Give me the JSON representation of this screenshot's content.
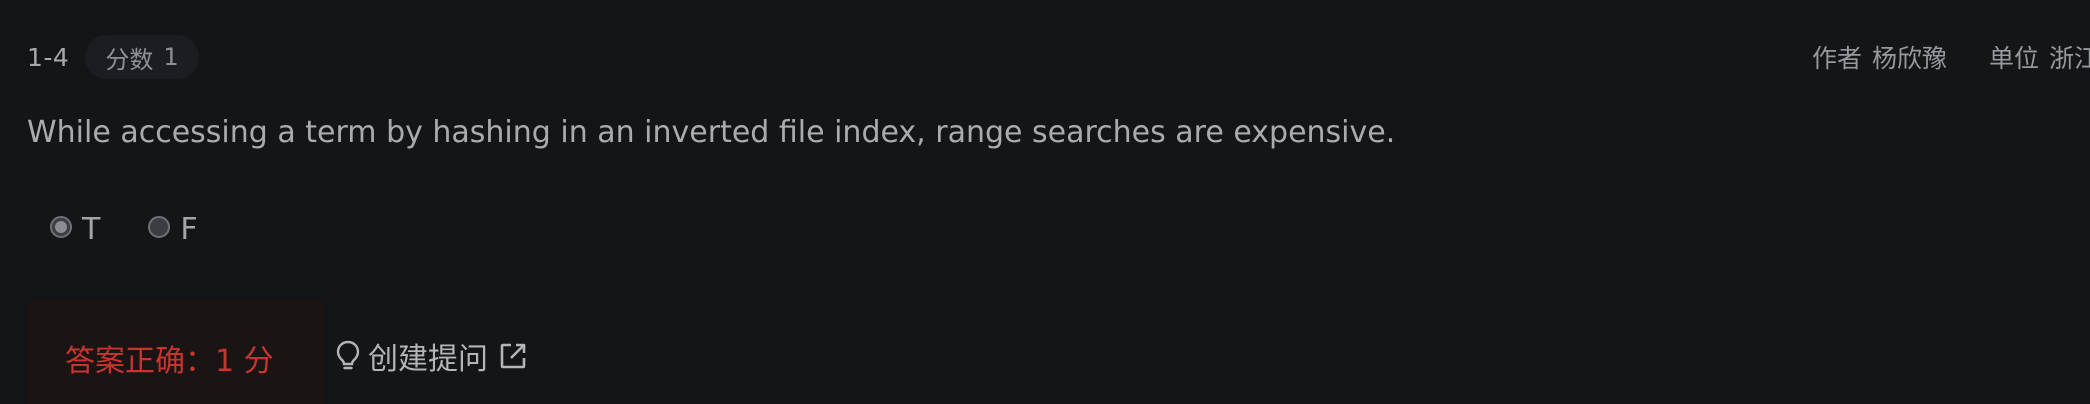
{
  "question": {
    "number": "1-4",
    "score_label": "分数",
    "score_value": "1",
    "text": "While accessing a term by hashing in an inverted file index, range searches are expensive."
  },
  "meta": {
    "author_label": "作者",
    "author_name": "杨欣豫",
    "unit_label": "单位",
    "unit_value": "浙江"
  },
  "options": [
    {
      "label": "T",
      "selected": true
    },
    {
      "label": "F",
      "selected": false
    }
  ],
  "result": {
    "text": "答案正确：1 分",
    "color": "#c9352e"
  },
  "ask": {
    "label": "创建提问",
    "icon": "lightbulb-icon",
    "trailing_icon": "external-link-icon"
  },
  "colors": {
    "background": "#141517",
    "result_bg": "#1a1414",
    "text": "#a9abaf"
  }
}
· · · ·
Directions — Copy and report every line where the word "text" is present.

Full answer —
    "text": "While accessing a term by hashing in an inverted file index, range searches are expensive."
    "text": "答案正确：1 分",
    "text": "#a9abaf"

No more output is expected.